What is the number of lines in the data that hold the string "Junction"? Reply with that number only.

····················

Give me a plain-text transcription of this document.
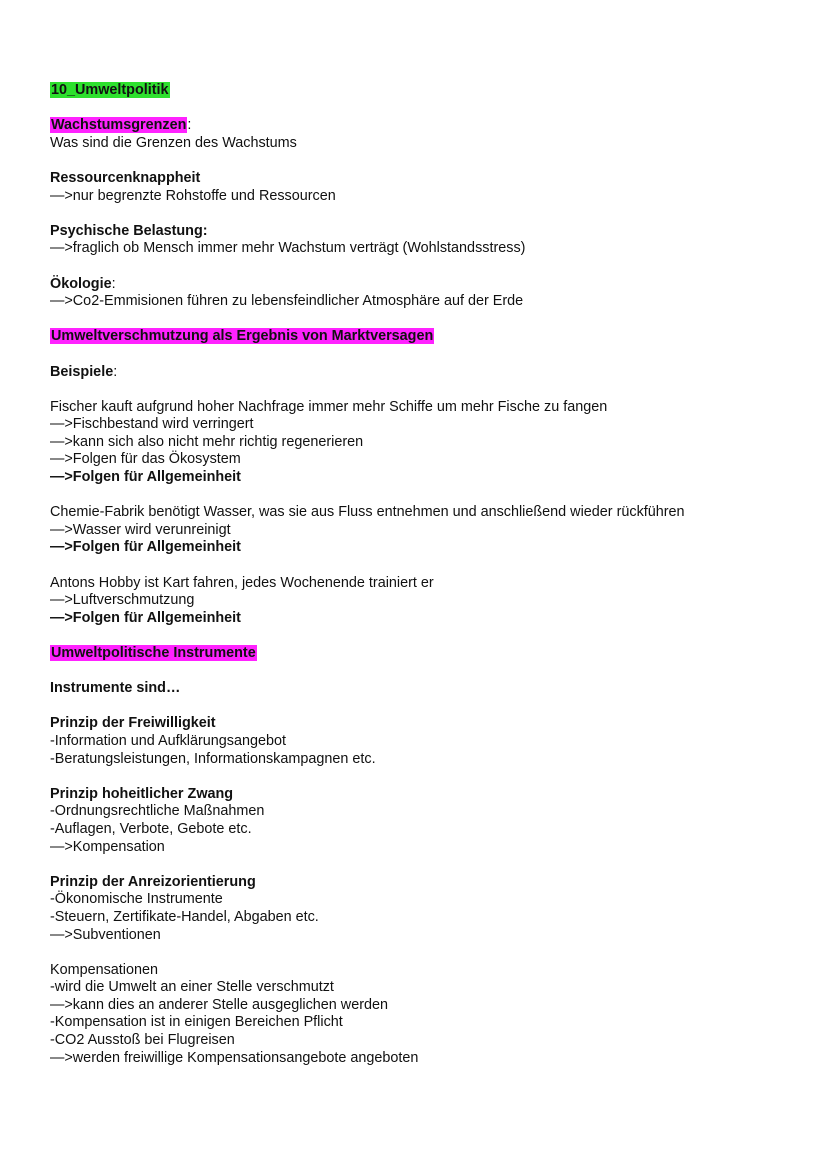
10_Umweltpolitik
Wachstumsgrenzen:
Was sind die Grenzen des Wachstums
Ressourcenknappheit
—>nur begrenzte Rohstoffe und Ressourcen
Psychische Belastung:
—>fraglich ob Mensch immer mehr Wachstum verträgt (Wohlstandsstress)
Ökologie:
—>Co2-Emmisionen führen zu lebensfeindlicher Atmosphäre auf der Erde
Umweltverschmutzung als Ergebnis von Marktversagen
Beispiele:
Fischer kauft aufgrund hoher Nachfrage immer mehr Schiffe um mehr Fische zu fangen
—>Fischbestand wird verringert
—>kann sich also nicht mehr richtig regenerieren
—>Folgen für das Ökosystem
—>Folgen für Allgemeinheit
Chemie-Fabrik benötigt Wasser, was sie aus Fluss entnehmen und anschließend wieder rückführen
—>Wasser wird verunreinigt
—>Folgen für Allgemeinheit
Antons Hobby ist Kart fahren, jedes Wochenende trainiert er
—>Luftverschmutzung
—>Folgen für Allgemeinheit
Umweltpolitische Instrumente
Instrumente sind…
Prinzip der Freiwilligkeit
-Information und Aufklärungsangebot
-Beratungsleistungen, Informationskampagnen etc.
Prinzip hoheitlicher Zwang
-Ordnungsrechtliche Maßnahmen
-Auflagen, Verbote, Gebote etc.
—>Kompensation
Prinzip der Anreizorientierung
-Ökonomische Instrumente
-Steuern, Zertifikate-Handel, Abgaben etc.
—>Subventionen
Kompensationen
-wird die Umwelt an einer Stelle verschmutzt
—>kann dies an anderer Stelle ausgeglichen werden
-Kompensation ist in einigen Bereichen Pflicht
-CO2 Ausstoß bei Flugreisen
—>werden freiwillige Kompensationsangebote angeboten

····················

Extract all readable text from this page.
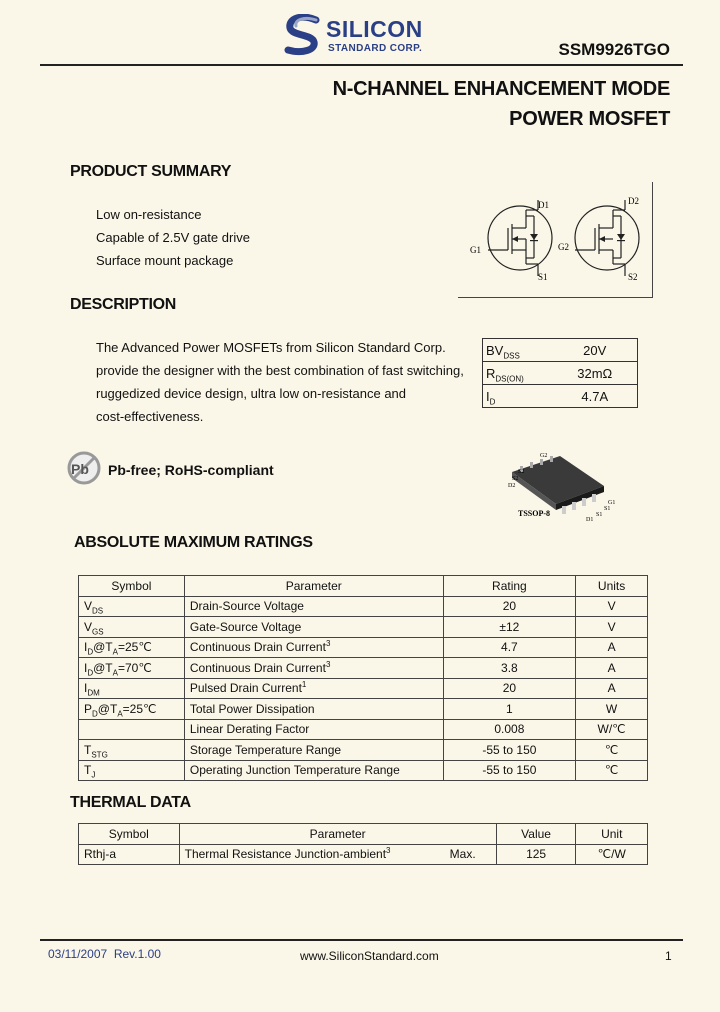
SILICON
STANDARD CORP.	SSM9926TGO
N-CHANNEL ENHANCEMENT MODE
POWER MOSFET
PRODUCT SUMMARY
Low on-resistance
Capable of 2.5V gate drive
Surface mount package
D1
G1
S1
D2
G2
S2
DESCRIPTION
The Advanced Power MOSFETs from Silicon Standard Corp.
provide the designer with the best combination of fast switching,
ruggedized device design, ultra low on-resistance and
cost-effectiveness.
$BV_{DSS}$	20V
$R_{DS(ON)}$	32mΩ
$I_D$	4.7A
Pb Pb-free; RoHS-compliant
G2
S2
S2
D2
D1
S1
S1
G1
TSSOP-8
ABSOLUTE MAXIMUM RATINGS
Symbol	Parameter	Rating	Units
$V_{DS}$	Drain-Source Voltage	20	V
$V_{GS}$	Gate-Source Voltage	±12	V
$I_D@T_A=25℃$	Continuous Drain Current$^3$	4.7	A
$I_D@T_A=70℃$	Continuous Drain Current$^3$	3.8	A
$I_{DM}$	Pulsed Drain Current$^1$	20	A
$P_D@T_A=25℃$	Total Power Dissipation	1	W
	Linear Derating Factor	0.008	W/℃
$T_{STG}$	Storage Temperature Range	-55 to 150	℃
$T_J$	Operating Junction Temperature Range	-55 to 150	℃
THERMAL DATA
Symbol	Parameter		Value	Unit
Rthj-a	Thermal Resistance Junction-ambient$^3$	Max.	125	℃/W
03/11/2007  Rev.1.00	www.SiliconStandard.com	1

····················

> _EXERCISE ANSWER_:
2